* _Requirements_
Show each line from the listing that includes the word "Isig".

--- START Data entries ---

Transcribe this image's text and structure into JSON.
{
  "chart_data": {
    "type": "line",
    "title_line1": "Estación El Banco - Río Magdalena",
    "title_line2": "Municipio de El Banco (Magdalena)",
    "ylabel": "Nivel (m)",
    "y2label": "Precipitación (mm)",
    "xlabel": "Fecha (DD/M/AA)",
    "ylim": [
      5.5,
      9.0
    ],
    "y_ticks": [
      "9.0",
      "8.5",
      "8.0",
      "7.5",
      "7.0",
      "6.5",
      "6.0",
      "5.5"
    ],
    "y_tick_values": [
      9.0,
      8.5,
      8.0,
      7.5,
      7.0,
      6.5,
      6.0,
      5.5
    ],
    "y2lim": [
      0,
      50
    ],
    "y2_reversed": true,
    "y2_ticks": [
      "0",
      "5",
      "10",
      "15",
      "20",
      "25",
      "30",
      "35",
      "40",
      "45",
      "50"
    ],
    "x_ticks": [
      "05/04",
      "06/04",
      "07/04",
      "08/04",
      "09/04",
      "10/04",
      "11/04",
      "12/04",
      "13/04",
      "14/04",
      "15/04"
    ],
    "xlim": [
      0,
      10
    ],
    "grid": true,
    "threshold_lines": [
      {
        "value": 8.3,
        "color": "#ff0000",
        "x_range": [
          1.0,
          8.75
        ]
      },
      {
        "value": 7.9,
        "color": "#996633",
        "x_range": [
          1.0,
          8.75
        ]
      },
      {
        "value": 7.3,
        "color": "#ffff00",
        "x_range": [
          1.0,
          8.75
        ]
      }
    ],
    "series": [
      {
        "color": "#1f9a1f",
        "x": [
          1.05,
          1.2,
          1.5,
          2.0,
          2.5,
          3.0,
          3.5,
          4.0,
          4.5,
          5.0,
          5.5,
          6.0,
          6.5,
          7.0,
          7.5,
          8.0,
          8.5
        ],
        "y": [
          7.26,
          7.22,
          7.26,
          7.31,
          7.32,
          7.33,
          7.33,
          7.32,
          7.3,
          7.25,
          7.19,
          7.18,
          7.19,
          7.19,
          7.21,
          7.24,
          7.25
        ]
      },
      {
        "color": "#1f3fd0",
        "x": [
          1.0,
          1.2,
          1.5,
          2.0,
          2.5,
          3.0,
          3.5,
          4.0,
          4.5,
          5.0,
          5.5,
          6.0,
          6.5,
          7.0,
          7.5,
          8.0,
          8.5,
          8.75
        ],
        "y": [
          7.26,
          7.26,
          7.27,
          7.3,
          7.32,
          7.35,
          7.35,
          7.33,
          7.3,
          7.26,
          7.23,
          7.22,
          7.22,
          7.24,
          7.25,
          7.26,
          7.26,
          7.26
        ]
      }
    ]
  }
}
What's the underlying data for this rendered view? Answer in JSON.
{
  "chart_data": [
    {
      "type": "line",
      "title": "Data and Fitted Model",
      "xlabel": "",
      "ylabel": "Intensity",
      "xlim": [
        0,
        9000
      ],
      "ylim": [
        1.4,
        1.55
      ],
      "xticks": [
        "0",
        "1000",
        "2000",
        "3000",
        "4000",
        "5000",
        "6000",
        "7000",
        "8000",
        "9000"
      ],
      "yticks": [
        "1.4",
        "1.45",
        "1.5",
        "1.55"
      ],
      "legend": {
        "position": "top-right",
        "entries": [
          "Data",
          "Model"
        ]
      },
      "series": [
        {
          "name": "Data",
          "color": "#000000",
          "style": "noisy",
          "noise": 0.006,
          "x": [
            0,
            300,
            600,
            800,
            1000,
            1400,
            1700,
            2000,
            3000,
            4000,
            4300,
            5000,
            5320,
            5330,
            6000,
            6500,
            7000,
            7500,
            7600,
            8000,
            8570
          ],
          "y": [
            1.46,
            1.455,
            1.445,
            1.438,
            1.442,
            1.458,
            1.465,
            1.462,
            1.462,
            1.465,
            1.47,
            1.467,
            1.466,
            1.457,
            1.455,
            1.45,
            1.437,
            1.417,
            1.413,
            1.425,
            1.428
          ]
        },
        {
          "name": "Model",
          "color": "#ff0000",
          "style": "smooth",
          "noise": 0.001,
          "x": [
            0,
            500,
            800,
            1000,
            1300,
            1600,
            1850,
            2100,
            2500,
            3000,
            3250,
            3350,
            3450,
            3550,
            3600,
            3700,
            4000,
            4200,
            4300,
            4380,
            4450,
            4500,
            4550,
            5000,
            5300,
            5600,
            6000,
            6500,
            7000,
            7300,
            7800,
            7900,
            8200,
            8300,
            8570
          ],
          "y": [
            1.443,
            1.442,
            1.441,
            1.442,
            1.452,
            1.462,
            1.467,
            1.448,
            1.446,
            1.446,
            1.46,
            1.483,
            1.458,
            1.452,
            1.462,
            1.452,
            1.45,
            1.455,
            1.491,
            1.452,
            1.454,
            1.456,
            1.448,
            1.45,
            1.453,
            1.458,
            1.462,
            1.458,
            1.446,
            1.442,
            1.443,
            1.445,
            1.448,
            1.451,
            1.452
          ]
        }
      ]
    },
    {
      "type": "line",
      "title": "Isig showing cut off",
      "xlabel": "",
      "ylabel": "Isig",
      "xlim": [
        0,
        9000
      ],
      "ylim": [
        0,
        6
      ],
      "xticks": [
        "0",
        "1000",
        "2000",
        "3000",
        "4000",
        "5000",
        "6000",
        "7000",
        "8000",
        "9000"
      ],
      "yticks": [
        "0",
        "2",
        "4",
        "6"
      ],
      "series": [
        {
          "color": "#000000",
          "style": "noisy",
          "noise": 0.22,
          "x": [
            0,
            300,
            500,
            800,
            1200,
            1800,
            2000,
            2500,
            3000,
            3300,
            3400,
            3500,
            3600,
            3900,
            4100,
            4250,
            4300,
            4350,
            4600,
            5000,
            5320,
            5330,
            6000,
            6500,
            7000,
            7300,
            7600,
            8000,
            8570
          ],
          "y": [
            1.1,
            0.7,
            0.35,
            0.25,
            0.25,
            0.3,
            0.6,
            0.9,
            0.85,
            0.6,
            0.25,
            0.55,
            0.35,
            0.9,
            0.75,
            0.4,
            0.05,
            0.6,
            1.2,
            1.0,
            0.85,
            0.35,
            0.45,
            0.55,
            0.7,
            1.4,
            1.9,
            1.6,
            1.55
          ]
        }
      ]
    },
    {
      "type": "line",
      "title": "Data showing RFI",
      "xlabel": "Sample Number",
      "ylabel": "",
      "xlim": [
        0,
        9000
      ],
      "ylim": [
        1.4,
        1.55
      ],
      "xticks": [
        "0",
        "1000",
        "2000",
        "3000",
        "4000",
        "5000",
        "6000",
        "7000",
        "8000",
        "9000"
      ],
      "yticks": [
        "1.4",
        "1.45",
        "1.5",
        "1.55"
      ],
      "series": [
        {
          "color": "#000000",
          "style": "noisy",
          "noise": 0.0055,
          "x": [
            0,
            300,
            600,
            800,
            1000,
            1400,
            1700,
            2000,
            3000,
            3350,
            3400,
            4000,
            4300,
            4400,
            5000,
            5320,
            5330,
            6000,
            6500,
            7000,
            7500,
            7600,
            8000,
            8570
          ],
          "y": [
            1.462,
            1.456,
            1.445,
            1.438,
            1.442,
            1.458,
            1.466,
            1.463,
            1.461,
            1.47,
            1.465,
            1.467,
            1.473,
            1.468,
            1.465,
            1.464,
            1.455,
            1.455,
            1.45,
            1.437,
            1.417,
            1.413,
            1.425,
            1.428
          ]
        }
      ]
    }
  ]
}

--- END Data entries ---

* _Result of this exercise_
      "title": "Isig showing cut off",
      "ylabel": "Isig",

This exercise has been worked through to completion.